What you are asked to do
Print all of the data exactly as written.

[start of Record excerpts]

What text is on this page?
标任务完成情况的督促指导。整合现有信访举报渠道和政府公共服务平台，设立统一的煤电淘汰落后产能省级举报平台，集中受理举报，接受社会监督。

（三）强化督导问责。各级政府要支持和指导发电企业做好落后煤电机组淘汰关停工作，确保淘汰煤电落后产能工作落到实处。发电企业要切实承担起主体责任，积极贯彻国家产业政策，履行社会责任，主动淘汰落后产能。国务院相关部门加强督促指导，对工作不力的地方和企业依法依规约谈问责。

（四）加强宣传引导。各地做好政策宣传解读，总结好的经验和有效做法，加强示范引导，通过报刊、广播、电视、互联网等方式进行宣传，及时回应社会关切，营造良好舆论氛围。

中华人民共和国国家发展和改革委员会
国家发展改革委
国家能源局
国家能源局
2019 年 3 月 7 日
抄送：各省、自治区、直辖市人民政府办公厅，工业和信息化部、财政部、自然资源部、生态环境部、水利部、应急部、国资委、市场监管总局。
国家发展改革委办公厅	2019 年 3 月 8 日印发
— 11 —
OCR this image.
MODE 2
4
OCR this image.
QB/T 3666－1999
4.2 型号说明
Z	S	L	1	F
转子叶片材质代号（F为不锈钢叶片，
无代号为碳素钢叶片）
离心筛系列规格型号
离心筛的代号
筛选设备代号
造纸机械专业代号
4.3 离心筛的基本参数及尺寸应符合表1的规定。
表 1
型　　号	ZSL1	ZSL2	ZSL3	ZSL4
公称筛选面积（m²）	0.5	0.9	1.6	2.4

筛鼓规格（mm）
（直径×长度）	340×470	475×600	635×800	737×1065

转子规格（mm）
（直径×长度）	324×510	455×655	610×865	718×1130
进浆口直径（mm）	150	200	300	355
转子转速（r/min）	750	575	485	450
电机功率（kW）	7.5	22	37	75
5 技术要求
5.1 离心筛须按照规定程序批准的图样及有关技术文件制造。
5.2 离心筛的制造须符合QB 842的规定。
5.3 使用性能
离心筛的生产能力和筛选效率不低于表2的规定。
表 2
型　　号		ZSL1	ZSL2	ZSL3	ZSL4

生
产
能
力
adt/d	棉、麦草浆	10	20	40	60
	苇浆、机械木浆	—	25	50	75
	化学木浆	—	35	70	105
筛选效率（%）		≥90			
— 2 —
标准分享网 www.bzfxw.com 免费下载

[end of Record excerpts]

Task solution
What text is on this page?
标任务完成情况的督促指导。整合现有信访举报渠道和政府公共服务平台，设立统一的煤电淘汰落后产能省级举报平台，集中受理举报，接受社会监督。

（三）强化督导问责。各级政府要支持和指导发电企业做好落后煤电机组淘汰关停工作，确保淘汰煤电落后产能工作落到实处。发电企业要切实承担起主体责任，积极贯彻国家产业政策，履行社会责任，主动淘汰落后产能。国务院相关部门加强督促指导，对工作不力的地方和企业依法依规约谈问责。

（四）加强宣传引导。各地做好政策宣传解读，总结好的经验和有效做法，加强示范引导，通过报刊、广播、电视、互联网等方式进行宣传，及时回应社会关切，营造良好舆论氛围。

中华人民共和国国家发展和改革委员会
国家发展改革委
国家能源局
国家能源局
2019 年 3 月 7 日
抄送：各省、自治区、直辖市人民政府办公厅，工业和信息化部、财政部、自然资源部、生态环境部、水利部、应急部、国资委、市场监管总局。
国家发展改革委办公厅	2019 年 3 月 8 日印发
— 11 —
OCR this image.
MODE 2
4
OCR this image.
QB/T 3666－1999
4.2 型号说明
Z	S	L	1	F
转子叶片材质代号（F为不锈钢叶片，
无代号为碳素钢叶片）
离心筛系列规格型号
离心筛的代号
筛选设备代号
造纸机械专业代号
4.3 离心筛的基本参数及尺寸应符合表1的规定。
表 1
型　　号	ZSL1	ZSL2	ZSL3	ZSL4
公称筛选面积（m²）	0.5	0.9	1.6	2.4

筛鼓规格（mm）
（直径×长度）	340×470	475×600	635×800	737×1065

转子规格（mm）
（直径×长度）	324×510	455×655	610×865	718×1130
进浆口直径（mm）	150	200	300	355
转子转速（r/min）	750	575	485	450
电机功率（kW）	7.5	22	37	75
5 技术要求
5.1 离心筛须按照规定程序批准的图样及有关技术文件制造。
5.2 离心筛的制造须符合QB 842的规定。
5.3 使用性能
离心筛的生产能力和筛选效率不低于表2的规定。
表 2
型　　号		ZSL1	ZSL2	ZSL3	ZSL4

生
产
能
力
adt/d	棉、麦草浆	10	20	40	60
	苇浆、机械木浆	—	25	50	75
	化学木浆	—	35	70	105
筛选效率（%）		≥90			
— 2 —
标准分享网 www.bzfxw.com 免费下载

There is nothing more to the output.